* BEGIN Raw records *

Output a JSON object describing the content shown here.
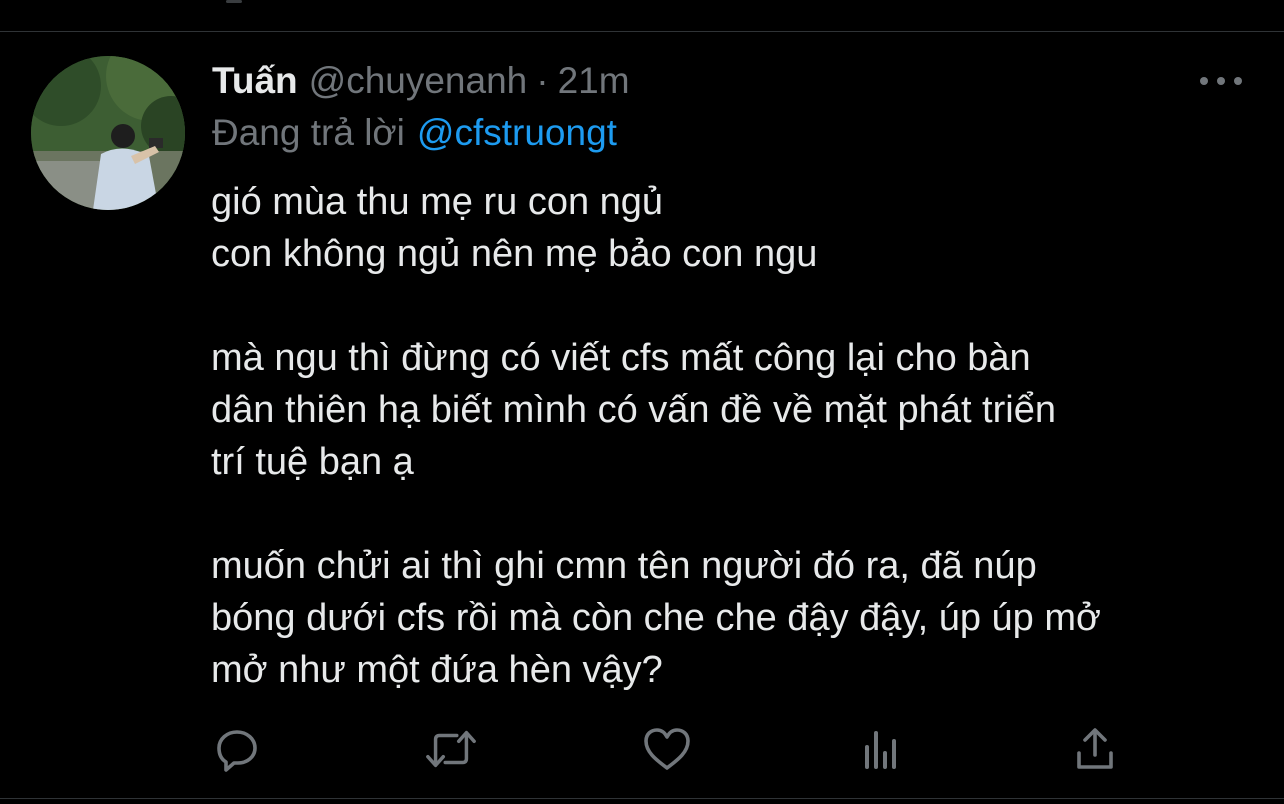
{
  "tweet": {
    "author": {
      "display_name": "Tuấn",
      "handle": "@chuyenanh",
      "separator": "·",
      "time": "21m"
    },
    "reply": {
      "prefix": "Đang trả lời",
      "mention": "@cfstruongt"
    },
    "body_lines": [
      "gió mùa thu mẹ ru con ngủ",
      "con không ngủ nên mẹ bảo con ngu",
      "",
      "mà ngu thì đừng có viết cfs mất công lại cho bàn",
      "dân thiên hạ biết mình có vấn đề về mặt phát triển",
      "trí tuệ bạn ạ",
      "",
      "muốn chửi ai thì ghi cmn tên người đó ra, đã núp",
      "bóng dưới cfs rồi mà còn che che đậy đậy, úp úp mở",
      "mở như một đứa hèn vậy?"
    ],
    "actions": [
      "reply-icon",
      "retweet-icon",
      "like-icon",
      "analytics-icon",
      "share-icon"
    ]
  },
  "colors": {
    "background": "#000000",
    "text_primary": "#e7e9ea",
    "text_secondary": "#71767b",
    "accent": "#1d9bf0",
    "divider": "#2f3336"
  }
}
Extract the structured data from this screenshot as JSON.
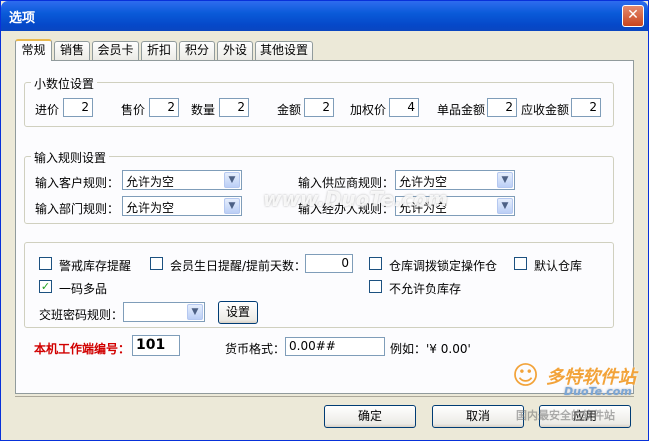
{
  "window": {
    "title": "选项",
    "close_glyph": "✕"
  },
  "tabs": [
    {
      "label": "常规"
    },
    {
      "label": "销售"
    },
    {
      "label": "会员卡"
    },
    {
      "label": "折扣"
    },
    {
      "label": "积分"
    },
    {
      "label": "外设"
    },
    {
      "label": "其他设置"
    }
  ],
  "decimal": {
    "legend": "小数位设置",
    "fields": [
      {
        "label": "进价",
        "value": "2"
      },
      {
        "label": "售价",
        "value": "2"
      },
      {
        "label": "数量",
        "value": "2"
      },
      {
        "label": "金额",
        "value": "2"
      },
      {
        "label": "加权价",
        "value": "4"
      },
      {
        "label": "单品金额",
        "value": "2"
      },
      {
        "label": "应收金额",
        "value": "2"
      }
    ]
  },
  "rules": {
    "legend": "输入规则设置",
    "customer": {
      "label": "输入客户规则：",
      "value": "允许为空"
    },
    "supplier": {
      "label": "输入供应商规则：",
      "value": "允许为空"
    },
    "department": {
      "label": "输入部门规则：",
      "value": "允许为空"
    },
    "handler": {
      "label": "输入经办人规则：",
      "value": "允许为空"
    }
  },
  "options": {
    "stock_alert": {
      "label": "警戒库存提醒",
      "checked": false
    },
    "birthday": {
      "label": "会员生日提醒/提前天数：",
      "checked": false,
      "days": "0"
    },
    "lock_transfer": {
      "label": "仓库调拨锁定操作仓",
      "checked": false
    },
    "default_warehouse": {
      "label": "默认仓库",
      "checked": false
    },
    "multi_code": {
      "label": "一码多品",
      "checked": true,
      "mark": "✓"
    },
    "no_negative": {
      "label": "不允许负库存",
      "checked": false
    },
    "shift_password": {
      "label": "交班密码规则：",
      "value": ""
    },
    "settings_button": "设置"
  },
  "terminal": {
    "label": "本机工作端编号：",
    "value": "101",
    "label_color": "#d10000"
  },
  "currency": {
    "label": "货币格式：",
    "value": "0.00##",
    "example": "例如：'¥ 0.00'"
  },
  "footer": {
    "ok": "确定",
    "cancel": "取消",
    "apply": "应用"
  },
  "watermarks": {
    "top": "www.DuoTe.com",
    "brand": "多特软件站",
    "brand_url": "DuoTe.com",
    "tagline": "国内最安全的软件站"
  },
  "colors": {
    "titlebar": "#0a5bd9",
    "accent_tab": "#e9b84c"
  }
}
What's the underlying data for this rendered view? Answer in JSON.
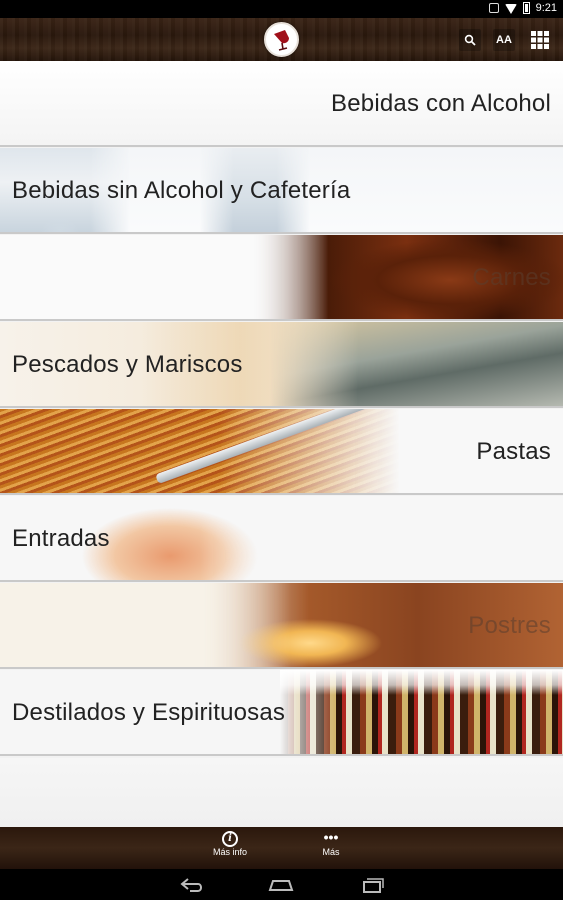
{
  "status_bar": {
    "time": "9:21"
  },
  "toolbar": {
    "logo_icon": "wine-glass-icon",
    "search_icon": "search-icon",
    "font_size_label": "AA",
    "grid_icon": "grid-icon"
  },
  "menu": {
    "items": [
      {
        "label": "Bebidas con Alcohol"
      },
      {
        "label": "Bebidas sin Alcohol y Cafetería"
      },
      {
        "label": "Carnes"
      },
      {
        "label": "Pescados y Mariscos"
      },
      {
        "label": "Pastas"
      },
      {
        "label": "Entradas"
      },
      {
        "label": "Postres"
      },
      {
        "label": "Destilados y Espirituosas"
      }
    ]
  },
  "bottom_bar": {
    "info_label": "Más info",
    "more_label": "Más"
  },
  "colors": {
    "wood": "#3a2416",
    "text": "#222222",
    "background": "#f2f2f2"
  }
}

* END Raw records *

• Exercise brief:
Count every line in the preceding entries where the string "DuoTe" appears, then state only the total.

• Complete answer:
2